Reproduce all the entries exactly and keep the pictures out.
::: Data entries :::
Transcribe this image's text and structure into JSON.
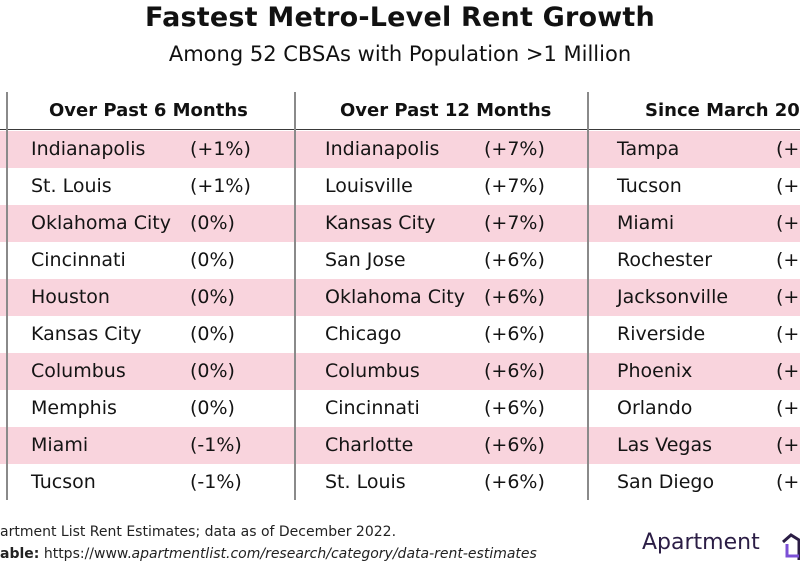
{
  "title": "Fastest Metro-Level Rent Growth",
  "subtitle": "Among 52 CBSAs with Population >1 Million",
  "columns": [
    {
      "header": "Over Past 6 Months",
      "rows": [
        {
          "metro": "Indianapolis",
          "value": "(+1%)"
        },
        {
          "metro": "St. Louis",
          "value": "(+1%)"
        },
        {
          "metro": "Oklahoma City",
          "value": "(0%)"
        },
        {
          "metro": "Cincinnati",
          "value": "(0%)"
        },
        {
          "metro": "Houston",
          "value": "(0%)"
        },
        {
          "metro": "Kansas City",
          "value": "(0%)"
        },
        {
          "metro": "Columbus",
          "value": "(0%)"
        },
        {
          "metro": "Memphis",
          "value": "(0%)"
        },
        {
          "metro": "Miami",
          "value": "(-1%)"
        },
        {
          "metro": "Tucson",
          "value": "(-1%)"
        }
      ]
    },
    {
      "header": "Over Past 12 Months",
      "rows": [
        {
          "metro": "Indianapolis",
          "value": "(+7%)"
        },
        {
          "metro": "Louisville",
          "value": "(+7%)"
        },
        {
          "metro": "Kansas City",
          "value": "(+7%)"
        },
        {
          "metro": "San Jose",
          "value": "(+6%)"
        },
        {
          "metro": "Oklahoma City",
          "value": "(+6%)"
        },
        {
          "metro": "Chicago",
          "value": "(+6%)"
        },
        {
          "metro": "Columbus",
          "value": "(+6%)"
        },
        {
          "metro": "Cincinnati",
          "value": "(+6%)"
        },
        {
          "metro": "Charlotte",
          "value": "(+6%)"
        },
        {
          "metro": "St. Louis",
          "value": "(+6%)"
        }
      ]
    },
    {
      "header": "Since March 20",
      "rows": [
        {
          "metro": "Tampa",
          "value": "(+"
        },
        {
          "metro": "Tucson",
          "value": "(+"
        },
        {
          "metro": "Miami",
          "value": "(+"
        },
        {
          "metro": "Rochester",
          "value": "(+"
        },
        {
          "metro": "Jacksonville",
          "value": "(+"
        },
        {
          "metro": "Riverside",
          "value": "(+"
        },
        {
          "metro": "Phoenix",
          "value": "(+"
        },
        {
          "metro": "Orlando",
          "value": "(+"
        },
        {
          "metro": "Las Vegas",
          "value": "(+"
        },
        {
          "metro": "San Diego",
          "value": "(+"
        }
      ]
    }
  ],
  "footer": {
    "source": "artment List Rent Estimates; data as of December 2022.",
    "available_label": "able:",
    "url_plain": "https://www.",
    "url_italic": "apartmentlist.com/research/category/data-rent-estimates"
  },
  "logo": {
    "text": "Apartment",
    "icon": "house-logo-icon",
    "color": "#2b1d45",
    "accent": "#7b4fd6"
  },
  "colors": {
    "row_highlight": "#f9d4dd",
    "divider": "#8a8a8a"
  }
}
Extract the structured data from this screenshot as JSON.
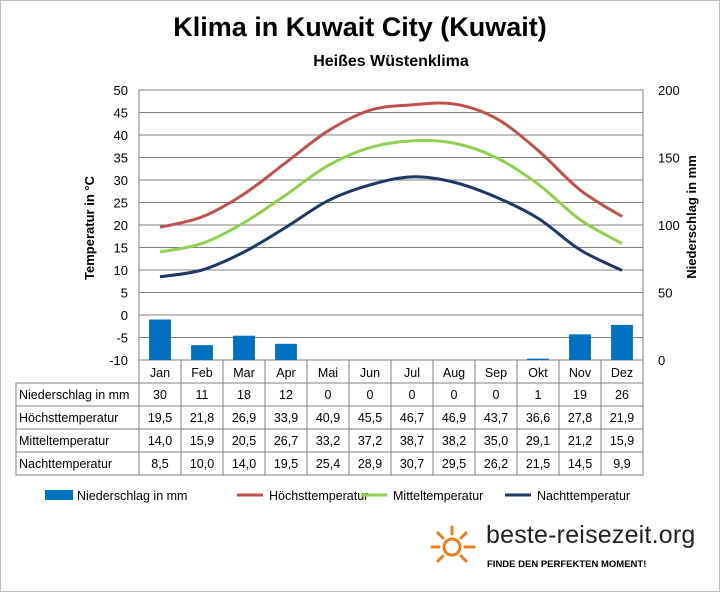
{
  "chart_data": {
    "type": "bar+line",
    "title": "Klima in Kuwait City (Kuwait)",
    "subtitle": "Heißes Wüstenklima",
    "ylabel_left": "Temperatur in °C",
    "ylabel_right": "Niederschlag in mm",
    "ylim_left": [
      -10,
      50
    ],
    "yticks_left": [
      "50",
      "45",
      "40",
      "35",
      "30",
      "25",
      "20",
      "15",
      "10",
      "5",
      "0",
      "-5",
      "-10"
    ],
    "ylim_right": [
      0,
      200
    ],
    "yticks_right": [
      "200",
      "150",
      "100",
      "50",
      "0"
    ],
    "categories": [
      "Jan",
      "Feb",
      "Mar",
      "Apr",
      "Mai",
      "Jun",
      "Jul",
      "Aug",
      "Sep",
      "Okt",
      "Nov",
      "Dez"
    ],
    "series": [
      {
        "name": "Niederschlag in mm",
        "type": "bar",
        "axis": "right",
        "color": "#0070c0",
        "values": [
          30,
          11,
          18,
          12,
          0,
          0,
          0,
          0,
          0,
          1,
          19,
          26
        ],
        "labels": [
          "30",
          "11",
          "18",
          "12",
          "0",
          "0",
          "0",
          "0",
          "0",
          "1",
          "19",
          "26"
        ]
      },
      {
        "name": "Höchsttemperatur",
        "type": "line",
        "axis": "left",
        "color": "#c0504d",
        "values": [
          19.5,
          21.8,
          26.9,
          33.9,
          40.9,
          45.5,
          46.7,
          46.9,
          43.7,
          36.6,
          27.8,
          21.9
        ],
        "labels": [
          "19,5",
          "21,8",
          "26,9",
          "33,9",
          "40,9",
          "45,5",
          "46,7",
          "46,9",
          "43,7",
          "36,6",
          "27,8",
          "21,9"
        ]
      },
      {
        "name": "Mitteltemperatur",
        "type": "line",
        "axis": "left",
        "color": "#92d050",
        "values": [
          14.0,
          15.9,
          20.5,
          26.7,
          33.2,
          37.2,
          38.7,
          38.2,
          35.0,
          29.1,
          21.2,
          15.9
        ],
        "labels": [
          "14,0",
          "15,9",
          "20,5",
          "26,7",
          "33,2",
          "37,2",
          "38,7",
          "38,2",
          "35,0",
          "29,1",
          "21,2",
          "15,9"
        ]
      },
      {
        "name": "Nachttemperatur",
        "type": "line",
        "axis": "left",
        "color": "#1f3864",
        "values": [
          8.5,
          10.0,
          14.0,
          19.5,
          25.4,
          28.9,
          30.7,
          29.5,
          26.2,
          21.5,
          14.5,
          9.9
        ],
        "labels": [
          "8,5",
          "10,0",
          "14,0",
          "19,5",
          "25,4",
          "28,9",
          "30,7",
          "29,5",
          "26,2",
          "21,5",
          "14,5",
          "9,9"
        ]
      }
    ],
    "grid": true,
    "legend_position": "bottom",
    "data_table": true
  },
  "branding": {
    "logo_text": "beste-reisezeit.org",
    "tagline": "FINDE DEN PERFEKTEN MOMENT!"
  }
}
:::
Written solution:
Transcribe this image's text and structure into JSON.
{
  "title": "Fastest Metro-Level Rent Growth",
  "subtitle": "Among 52 CBSAs with Population >1 Million",
  "columns": [
    {
      "header": "Over Past 6 Months",
      "rows": [
        {
          "metro": "Indianapolis",
          "value": "(+1%)"
        },
        {
          "metro": "St. Louis",
          "value": "(+1%)"
        },
        {
          "metro": "Oklahoma City",
          "value": "(0%)"
        },
        {
          "metro": "Cincinnati",
          "value": "(0%)"
        },
        {
          "metro": "Houston",
          "value": "(0%)"
        },
        {
          "metro": "Kansas City",
          "value": "(0%)"
        },
        {
          "metro": "Columbus",
          "value": "(0%)"
        },
        {
          "metro": "Memphis",
          "value": "(0%)"
        },
        {
          "metro": "Miami",
          "value": "(-1%)"
        },
        {
          "metro": "Tucson",
          "value": "(-1%)"
        }
      ]
    },
    {
      "header": "Over Past 12 Months",
      "rows": [
        {
          "metro": "Indianapolis",
          "value": "(+7%)"
        },
        {
          "metro": "Louisville",
          "value": "(+7%)"
        },
        {
          "metro": "Kansas City",
          "value": "(+7%)"
        },
        {
          "metro": "San Jose",
          "value": "(+6%)"
        },
        {
          "metro": "Oklahoma City",
          "value": "(+6%)"
        },
        {
          "metro": "Chicago",
          "value": "(+6%)"
        },
        {
          "metro": "Columbus",
          "value": "(+6%)"
        },
        {
          "metro": "Cincinnati",
          "value": "(+6%)"
        },
        {
          "metro": "Charlotte",
          "value": "(+6%)"
        },
        {
          "metro": "St. Louis",
          "value": "(+6%)"
        }
      ]
    },
    {
      "header": "Since March 20",
      "rows": [
        {
          "metro": "Tampa",
          "value": "(+"
        },
        {
          "metro": "Tucson",
          "value": "(+"
        },
        {
          "metro": "Miami",
          "value": "(+"
        },
        {
          "metro": "Rochester",
          "value": "(+"
        },
        {
          "metro": "Jacksonville",
          "value": "(+"
        },
        {
          "metro": "Riverside",
          "value": "(+"
        },
        {
          "metro": "Phoenix",
          "value": "(+"
        },
        {
          "metro": "Orlando",
          "value": "(+"
        },
        {
          "metro": "Las Vegas",
          "value": "(+"
        },
        {
          "metro": "San Diego",
          "value": "(+"
        }
      ]
    }
  ],
  "footer": {
    "source": "artment List Rent Estimates; data as of December 2022.",
    "available_label": "able:",
    "url_plain": "https://www.",
    "url_italic": "apartmentlist.com/research/category/data-rent-estimates"
  },
  "logo": {
    "text": "Apartment",
    "icon": "house-logo-icon",
    "color": "#2b1d45",
    "accent": "#7b4fd6"
  },
  "colors": {
    "row_highlight": "#f9d4dd",
    "divider": "#8a8a8a"
  }
}
Extract the structured data from this screenshot as JSON.
{
  "chart_data": {
    "type": "bar+line",
    "title": "Klima in Kuwait City (Kuwait)",
    "subtitle": "Heißes Wüstenklima",
    "ylabel_left": "Temperatur in °C",
    "ylabel_right": "Niederschlag in mm",
    "ylim_left": [
      -10,
      50
    ],
    "yticks_left": [
      "50",
      "45",
      "40",
      "35",
      "30",
      "25",
      "20",
      "15",
      "10",
      "5",
      "0",
      "-5",
      "-10"
    ],
    "ylim_right": [
      0,
      200
    ],
    "yticks_right": [
      "200",
      "150",
      "100",
      "50",
      "0"
    ],
    "categories": [
      "Jan",
      "Feb",
      "Mar",
      "Apr",
      "Mai",
      "Jun",
      "Jul",
      "Aug",
      "Sep",
      "Okt",
      "Nov",
      "Dez"
    ],
    "series": [
      {
        "name": "Niederschlag in mm",
        "type": "bar",
        "axis": "right",
        "color": "#0070c0",
        "values": [
          30,
          11,
          18,
          12,
          0,
          0,
          0,
          0,
          0,
          1,
          19,
          26
        ],
        "labels": [
          "30",
          "11",
          "18",
          "12",
          "0",
          "0",
          "0",
          "0",
          "0",
          "1",
          "19",
          "26"
        ]
      },
      {
        "name": "Höchsttemperatur",
        "type": "line",
        "axis": "left",
        "color": "#c0504d",
        "values": [
          19.5,
          21.8,
          26.9,
          33.9,
          40.9,
          45.5,
          46.7,
          46.9,
          43.7,
          36.6,
          27.8,
          21.9
        ],
        "labels": [
          "19,5",
          "21,8",
          "26,9",
          "33,9",
          "40,9",
          "45,5",
          "46,7",
          "46,9",
          "43,7",
          "36,6",
          "27,8",
          "21,9"
        ]
      },
      {
        "name": "Mitteltemperatur",
        "type": "line",
        "axis": "left",
        "color": "#92d050",
        "values": [
          14.0,
          15.9,
          20.5,
          26.7,
          33.2,
          37.2,
          38.7,
          38.2,
          35.0,
          29.1,
          21.2,
          15.9
        ],
        "labels": [
          "14,0",
          "15,9",
          "20,5",
          "26,7",
          "33,2",
          "37,2",
          "38,7",
          "38,2",
          "35,0",
          "29,1",
          "21,2",
          "15,9"
        ]
      },
      {
        "name": "Nachttemperatur",
        "type": "line",
        "axis": "left",
        "color": "#1f3864",
        "values": [
          8.5,
          10.0,
          14.0,
          19.5,
          25.4,
          28.9,
          30.7,
          29.5,
          26.2,
          21.5,
          14.5,
          9.9
        ],
        "labels": [
          "8,5",
          "10,0",
          "14,0",
          "19,5",
          "25,4",
          "28,9",
          "30,7",
          "29,5",
          "26,2",
          "21,5",
          "14,5",
          "9,9"
        ]
      }
    ],
    "grid": true,
    "legend_position": "bottom",
    "data_table": true
  },
  "branding": {
    "logo_text": "beste-reisezeit.org",
    "tagline": "FINDE DEN PERFEKTEN MOMENT!"
  }
}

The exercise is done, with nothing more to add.